**SHORT PROBLEM**
Provide only the number of lines where "duration" occurs.

#### RECORD EXTRACTS ####

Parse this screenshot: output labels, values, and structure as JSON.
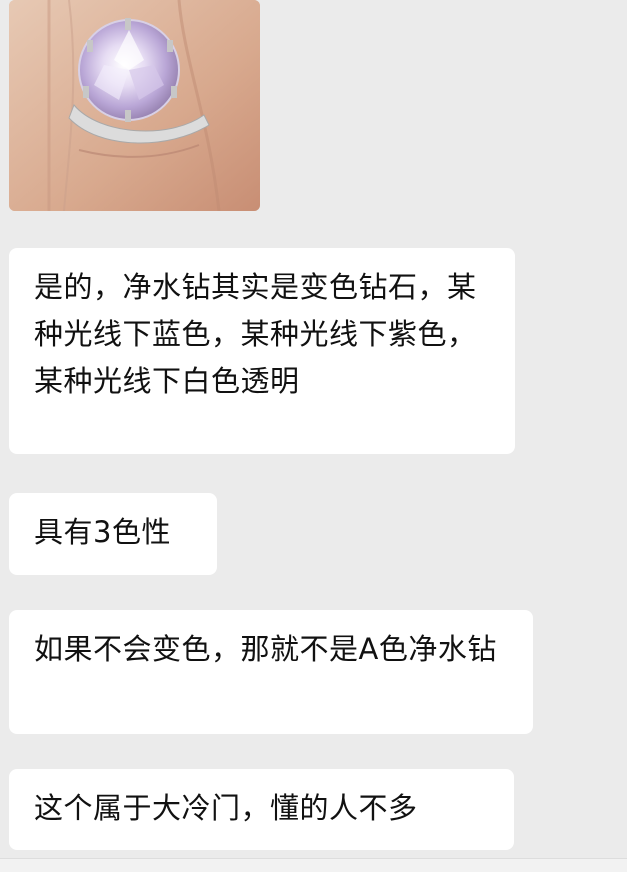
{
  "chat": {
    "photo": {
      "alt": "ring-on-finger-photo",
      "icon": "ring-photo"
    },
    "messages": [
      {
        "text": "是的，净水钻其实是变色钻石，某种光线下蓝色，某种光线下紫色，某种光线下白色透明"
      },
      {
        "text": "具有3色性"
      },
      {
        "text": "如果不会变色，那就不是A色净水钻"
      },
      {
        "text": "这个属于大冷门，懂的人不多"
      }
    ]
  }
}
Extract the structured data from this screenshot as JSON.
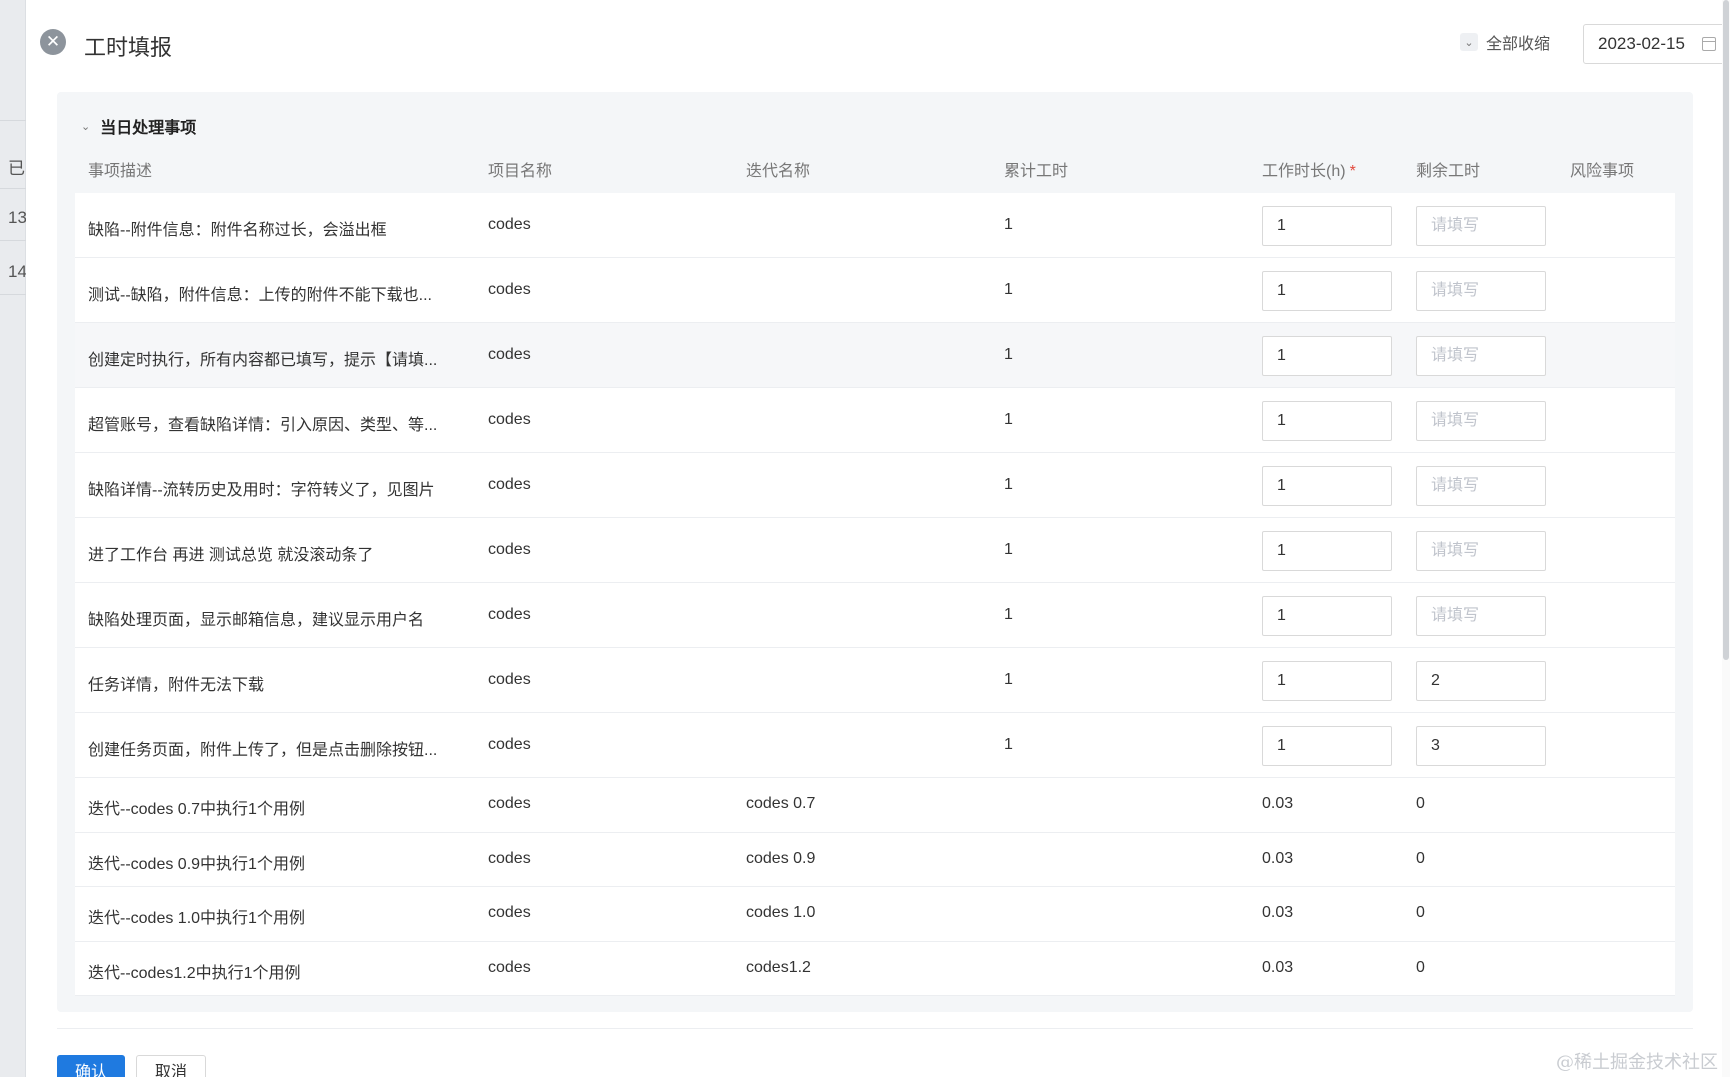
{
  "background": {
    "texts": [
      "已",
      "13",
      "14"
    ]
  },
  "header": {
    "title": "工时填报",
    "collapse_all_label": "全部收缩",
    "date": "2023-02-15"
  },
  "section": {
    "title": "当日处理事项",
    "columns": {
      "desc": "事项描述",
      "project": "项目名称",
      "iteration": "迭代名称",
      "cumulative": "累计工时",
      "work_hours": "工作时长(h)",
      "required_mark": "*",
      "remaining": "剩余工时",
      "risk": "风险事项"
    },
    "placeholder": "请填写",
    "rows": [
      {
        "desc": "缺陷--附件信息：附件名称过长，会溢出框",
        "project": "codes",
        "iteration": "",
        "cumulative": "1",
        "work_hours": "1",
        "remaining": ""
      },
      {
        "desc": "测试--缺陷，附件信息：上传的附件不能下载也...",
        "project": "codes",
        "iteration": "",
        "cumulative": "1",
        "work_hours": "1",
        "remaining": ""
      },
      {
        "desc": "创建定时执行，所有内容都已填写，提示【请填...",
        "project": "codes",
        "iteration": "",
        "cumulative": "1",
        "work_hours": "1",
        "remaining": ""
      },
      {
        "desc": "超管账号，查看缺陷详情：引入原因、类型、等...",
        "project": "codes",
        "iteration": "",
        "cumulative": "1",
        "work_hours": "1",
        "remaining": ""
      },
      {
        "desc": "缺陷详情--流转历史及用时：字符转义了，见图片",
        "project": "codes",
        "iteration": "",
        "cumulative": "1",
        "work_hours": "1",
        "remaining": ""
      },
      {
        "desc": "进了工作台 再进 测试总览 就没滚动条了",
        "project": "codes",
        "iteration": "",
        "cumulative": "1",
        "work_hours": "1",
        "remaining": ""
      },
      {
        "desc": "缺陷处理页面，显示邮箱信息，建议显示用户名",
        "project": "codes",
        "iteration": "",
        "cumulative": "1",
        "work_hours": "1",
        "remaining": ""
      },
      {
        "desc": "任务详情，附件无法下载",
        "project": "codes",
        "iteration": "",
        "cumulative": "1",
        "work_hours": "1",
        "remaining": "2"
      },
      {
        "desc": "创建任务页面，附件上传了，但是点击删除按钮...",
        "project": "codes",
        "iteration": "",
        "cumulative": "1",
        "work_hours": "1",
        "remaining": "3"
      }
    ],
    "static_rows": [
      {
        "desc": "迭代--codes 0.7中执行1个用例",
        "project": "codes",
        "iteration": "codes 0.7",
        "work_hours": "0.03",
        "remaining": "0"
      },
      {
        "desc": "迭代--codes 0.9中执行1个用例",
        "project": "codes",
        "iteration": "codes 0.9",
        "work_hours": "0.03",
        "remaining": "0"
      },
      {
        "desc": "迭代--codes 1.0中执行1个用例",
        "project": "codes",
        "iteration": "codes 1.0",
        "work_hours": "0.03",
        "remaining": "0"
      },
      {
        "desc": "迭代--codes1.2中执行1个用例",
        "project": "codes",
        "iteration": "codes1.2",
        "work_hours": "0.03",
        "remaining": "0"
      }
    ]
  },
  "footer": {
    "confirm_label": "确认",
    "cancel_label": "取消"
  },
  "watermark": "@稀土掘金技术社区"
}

####
#### RECORD EXTRACTS ####

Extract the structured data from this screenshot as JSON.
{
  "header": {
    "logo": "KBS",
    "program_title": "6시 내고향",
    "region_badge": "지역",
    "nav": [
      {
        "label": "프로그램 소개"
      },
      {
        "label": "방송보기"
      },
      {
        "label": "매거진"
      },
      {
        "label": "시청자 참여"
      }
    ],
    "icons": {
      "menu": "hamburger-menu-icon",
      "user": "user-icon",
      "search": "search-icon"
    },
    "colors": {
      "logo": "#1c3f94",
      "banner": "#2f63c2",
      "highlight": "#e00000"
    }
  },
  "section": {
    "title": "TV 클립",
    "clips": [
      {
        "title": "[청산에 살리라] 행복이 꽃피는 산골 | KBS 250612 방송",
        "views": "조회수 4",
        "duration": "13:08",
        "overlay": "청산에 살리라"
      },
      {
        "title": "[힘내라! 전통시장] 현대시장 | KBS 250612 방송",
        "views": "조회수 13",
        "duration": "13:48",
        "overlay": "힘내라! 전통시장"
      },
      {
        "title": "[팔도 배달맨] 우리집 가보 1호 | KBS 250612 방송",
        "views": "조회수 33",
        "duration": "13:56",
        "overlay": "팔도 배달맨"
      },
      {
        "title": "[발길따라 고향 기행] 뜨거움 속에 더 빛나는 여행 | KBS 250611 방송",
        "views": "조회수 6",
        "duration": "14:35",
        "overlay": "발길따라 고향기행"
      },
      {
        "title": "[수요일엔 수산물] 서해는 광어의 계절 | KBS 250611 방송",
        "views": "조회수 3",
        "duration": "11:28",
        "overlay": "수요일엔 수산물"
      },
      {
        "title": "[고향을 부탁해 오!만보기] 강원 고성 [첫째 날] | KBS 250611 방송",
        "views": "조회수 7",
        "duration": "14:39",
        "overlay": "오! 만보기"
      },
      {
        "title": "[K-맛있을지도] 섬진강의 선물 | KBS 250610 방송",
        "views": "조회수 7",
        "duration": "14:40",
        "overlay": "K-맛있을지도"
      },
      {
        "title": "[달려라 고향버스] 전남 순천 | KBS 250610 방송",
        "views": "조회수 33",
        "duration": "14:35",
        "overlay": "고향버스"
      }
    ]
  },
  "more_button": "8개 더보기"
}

####

**REPLY**
8